YOUR OBJECTIVE:
Only the pictures are left out: repeat the rest of the entries exactly.

[Entries from a visual dataset]
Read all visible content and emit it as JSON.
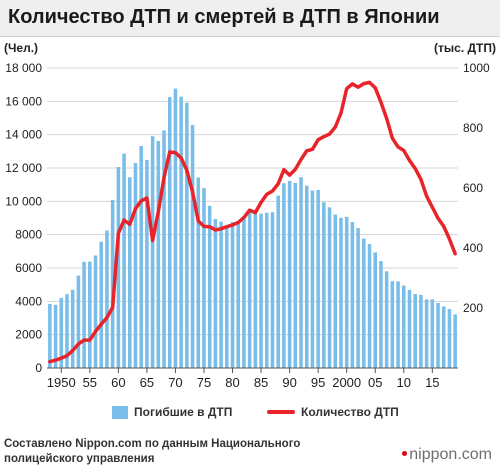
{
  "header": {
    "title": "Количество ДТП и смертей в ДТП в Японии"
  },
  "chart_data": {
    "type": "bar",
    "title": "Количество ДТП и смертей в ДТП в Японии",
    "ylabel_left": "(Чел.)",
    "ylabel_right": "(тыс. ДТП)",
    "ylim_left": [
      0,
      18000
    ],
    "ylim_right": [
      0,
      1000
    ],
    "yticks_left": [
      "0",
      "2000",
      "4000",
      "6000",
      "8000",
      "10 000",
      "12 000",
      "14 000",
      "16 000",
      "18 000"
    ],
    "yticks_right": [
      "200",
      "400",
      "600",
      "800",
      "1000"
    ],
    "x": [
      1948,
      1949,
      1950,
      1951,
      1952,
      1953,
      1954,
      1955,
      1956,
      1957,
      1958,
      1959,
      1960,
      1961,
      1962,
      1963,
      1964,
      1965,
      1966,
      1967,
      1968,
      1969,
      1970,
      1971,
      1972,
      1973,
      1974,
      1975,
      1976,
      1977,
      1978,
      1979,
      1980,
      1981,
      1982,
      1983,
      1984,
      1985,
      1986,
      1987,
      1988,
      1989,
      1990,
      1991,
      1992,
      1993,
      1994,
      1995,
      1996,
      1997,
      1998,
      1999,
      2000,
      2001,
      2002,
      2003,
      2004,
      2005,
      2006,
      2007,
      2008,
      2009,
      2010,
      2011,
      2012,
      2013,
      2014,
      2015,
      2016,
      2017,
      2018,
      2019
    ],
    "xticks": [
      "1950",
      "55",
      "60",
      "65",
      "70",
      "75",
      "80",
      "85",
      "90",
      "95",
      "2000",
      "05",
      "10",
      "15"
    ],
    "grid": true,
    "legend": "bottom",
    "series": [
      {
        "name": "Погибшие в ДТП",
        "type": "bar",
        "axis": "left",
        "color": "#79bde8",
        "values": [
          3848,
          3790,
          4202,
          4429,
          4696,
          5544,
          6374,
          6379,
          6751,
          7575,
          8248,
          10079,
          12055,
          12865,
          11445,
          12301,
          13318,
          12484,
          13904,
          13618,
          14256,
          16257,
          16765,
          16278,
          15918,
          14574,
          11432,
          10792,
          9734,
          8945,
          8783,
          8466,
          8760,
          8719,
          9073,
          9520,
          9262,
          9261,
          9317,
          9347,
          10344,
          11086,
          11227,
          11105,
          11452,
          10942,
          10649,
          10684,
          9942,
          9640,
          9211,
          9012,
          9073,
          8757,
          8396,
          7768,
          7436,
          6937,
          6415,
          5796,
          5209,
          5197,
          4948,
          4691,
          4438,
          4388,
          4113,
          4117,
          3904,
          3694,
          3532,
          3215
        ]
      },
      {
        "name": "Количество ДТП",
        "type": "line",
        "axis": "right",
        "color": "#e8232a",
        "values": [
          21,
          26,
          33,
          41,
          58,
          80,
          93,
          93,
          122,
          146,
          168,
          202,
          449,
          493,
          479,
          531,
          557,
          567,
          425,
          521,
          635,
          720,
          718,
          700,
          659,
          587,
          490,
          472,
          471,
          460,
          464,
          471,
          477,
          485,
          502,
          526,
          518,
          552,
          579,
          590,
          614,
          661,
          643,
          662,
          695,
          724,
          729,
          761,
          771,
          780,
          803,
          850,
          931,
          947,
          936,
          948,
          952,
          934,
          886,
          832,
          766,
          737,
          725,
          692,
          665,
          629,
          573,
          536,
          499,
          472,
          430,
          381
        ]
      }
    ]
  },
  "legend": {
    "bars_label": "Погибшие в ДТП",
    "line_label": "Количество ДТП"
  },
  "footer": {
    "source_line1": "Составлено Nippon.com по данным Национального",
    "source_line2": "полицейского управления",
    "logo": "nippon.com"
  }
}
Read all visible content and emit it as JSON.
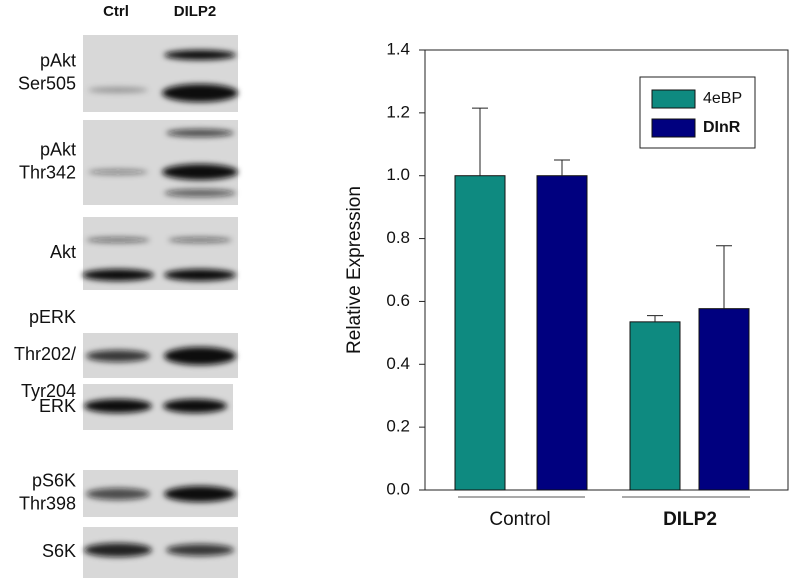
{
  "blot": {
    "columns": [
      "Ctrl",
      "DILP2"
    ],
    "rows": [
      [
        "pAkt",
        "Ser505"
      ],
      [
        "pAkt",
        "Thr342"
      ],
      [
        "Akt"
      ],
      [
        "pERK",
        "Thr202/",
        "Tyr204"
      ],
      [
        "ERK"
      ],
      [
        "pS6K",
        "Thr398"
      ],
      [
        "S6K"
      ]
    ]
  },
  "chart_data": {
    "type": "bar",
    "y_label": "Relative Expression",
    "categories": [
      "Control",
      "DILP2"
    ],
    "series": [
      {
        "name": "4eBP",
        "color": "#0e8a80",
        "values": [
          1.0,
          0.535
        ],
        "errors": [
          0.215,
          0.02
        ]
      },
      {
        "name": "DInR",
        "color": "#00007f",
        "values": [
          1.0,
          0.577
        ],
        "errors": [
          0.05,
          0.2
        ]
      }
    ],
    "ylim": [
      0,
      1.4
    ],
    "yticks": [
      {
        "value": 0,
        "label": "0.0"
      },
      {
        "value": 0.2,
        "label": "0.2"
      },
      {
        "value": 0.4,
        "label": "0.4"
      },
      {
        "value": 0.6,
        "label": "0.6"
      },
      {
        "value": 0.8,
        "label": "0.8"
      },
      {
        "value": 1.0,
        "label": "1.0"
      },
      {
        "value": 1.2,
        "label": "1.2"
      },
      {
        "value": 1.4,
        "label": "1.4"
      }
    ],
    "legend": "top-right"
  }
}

THE ANSWER:
Read all visible content and emit it as JSON.
{
  "header": {
    "title": "Количество ДТП и смертей в ДТП в Японии"
  },
  "chart_data": {
    "type": "bar",
    "title": "Количество ДТП и смертей в ДТП в Японии",
    "ylabel_left": "(Чел.)",
    "ylabel_right": "(тыс. ДТП)",
    "ylim_left": [
      0,
      18000
    ],
    "ylim_right": [
      0,
      1000
    ],
    "yticks_left": [
      "0",
      "2000",
      "4000",
      "6000",
      "8000",
      "10 000",
      "12 000",
      "14 000",
      "16 000",
      "18 000"
    ],
    "yticks_right": [
      "200",
      "400",
      "600",
      "800",
      "1000"
    ],
    "x": [
      1948,
      1949,
      1950,
      1951,
      1952,
      1953,
      1954,
      1955,
      1956,
      1957,
      1958,
      1959,
      1960,
      1961,
      1962,
      1963,
      1964,
      1965,
      1966,
      1967,
      1968,
      1969,
      1970,
      1971,
      1972,
      1973,
      1974,
      1975,
      1976,
      1977,
      1978,
      1979,
      1980,
      1981,
      1982,
      1983,
      1984,
      1985,
      1986,
      1987,
      1988,
      1989,
      1990,
      1991,
      1992,
      1993,
      1994,
      1995,
      1996,
      1997,
      1998,
      1999,
      2000,
      2001,
      2002,
      2003,
      2004,
      2005,
      2006,
      2007,
      2008,
      2009,
      2010,
      2011,
      2012,
      2013,
      2014,
      2015,
      2016,
      2017,
      2018,
      2019
    ],
    "xticks": [
      "1950",
      "55",
      "60",
      "65",
      "70",
      "75",
      "80",
      "85",
      "90",
      "95",
      "2000",
      "05",
      "10",
      "15"
    ],
    "grid": true,
    "legend": "bottom",
    "series": [
      {
        "name": "Погибшие в ДТП",
        "type": "bar",
        "axis": "left",
        "color": "#79bde8",
        "values": [
          3848,
          3790,
          4202,
          4429,
          4696,
          5544,
          6374,
          6379,
          6751,
          7575,
          8248,
          10079,
          12055,
          12865,
          11445,
          12301,
          13318,
          12484,
          13904,
          13618,
          14256,
          16257,
          16765,
          16278,
          15918,
          14574,
          11432,
          10792,
          9734,
          8945,
          8783,
          8466,
          8760,
          8719,
          9073,
          9520,
          9262,
          9261,
          9317,
          9347,
          10344,
          11086,
          11227,
          11105,
          11452,
          10942,
          10649,
          10684,
          9942,
          9640,
          9211,
          9012,
          9073,
          8757,
          8396,
          7768,
          7436,
          6937,
          6415,
          5796,
          5209,
          5197,
          4948,
          4691,
          4438,
          4388,
          4113,
          4117,
          3904,
          3694,
          3532,
          3215
        ]
      },
      {
        "name": "Количество ДТП",
        "type": "line",
        "axis": "right",
        "color": "#e8232a",
        "values": [
          21,
          26,
          33,
          41,
          58,
          80,
          93,
          93,
          122,
          146,
          168,
          202,
          449,
          493,
          479,
          531,
          557,
          567,
          425,
          521,
          635,
          720,
          718,
          700,
          659,
          587,
          490,
          472,
          471,
          460,
          464,
          471,
          477,
          485,
          502,
          526,
          518,
          552,
          579,
          590,
          614,
          661,
          643,
          662,
          695,
          724,
          729,
          761,
          771,
          780,
          803,
          850,
          931,
          947,
          936,
          948,
          952,
          934,
          886,
          832,
          766,
          737,
          725,
          692,
          665,
          629,
          573,
          536,
          499,
          472,
          430,
          381
        ]
      }
    ]
  },
  "legend": {
    "bars_label": "Погибшие в ДТП",
    "line_label": "Количество ДТП"
  },
  "footer": {
    "source_line1": "Составлено Nippon.com по данным Национального",
    "source_line2": "полицейского управления",
    "logo": "nippon.com"
  }
}
Read all visible content and emit it as JSON.
{
  "blot": {
    "columns": [
      "Ctrl",
      "DILP2"
    ],
    "rows": [
      [
        "pAkt",
        "Ser505"
      ],
      [
        "pAkt",
        "Thr342"
      ],
      [
        "Akt"
      ],
      [
        "pERK",
        "Thr202/",
        "Tyr204"
      ],
      [
        "ERK"
      ],
      [
        "pS6K",
        "Thr398"
      ],
      [
        "S6K"
      ]
    ]
  },
  "chart_data": {
    "type": "bar",
    "y_label": "Relative Expression",
    "categories": [
      "Control",
      "DILP2"
    ],
    "series": [
      {
        "name": "4eBP",
        "color": "#0e8a80",
        "values": [
          1.0,
          0.535
        ],
        "errors": [
          0.215,
          0.02
        ]
      },
      {
        "name": "DInR",
        "color": "#00007f",
        "values": [
          1.0,
          0.577
        ],
        "errors": [
          0.05,
          0.2
        ]
      }
    ],
    "ylim": [
      0,
      1.4
    ],
    "yticks": [
      {
        "value": 0,
        "label": "0.0"
      },
      {
        "value": 0.2,
        "label": "0.2"
      },
      {
        "value": 0.4,
        "label": "0.4"
      },
      {
        "value": 0.6,
        "label": "0.6"
      },
      {
        "value": 0.8,
        "label": "0.8"
      },
      {
        "value": 1.0,
        "label": "1.0"
      },
      {
        "value": 1.2,
        "label": "1.2"
      },
      {
        "value": 1.4,
        "label": "1.4"
      }
    ],
    "legend": "top-right"
  }
}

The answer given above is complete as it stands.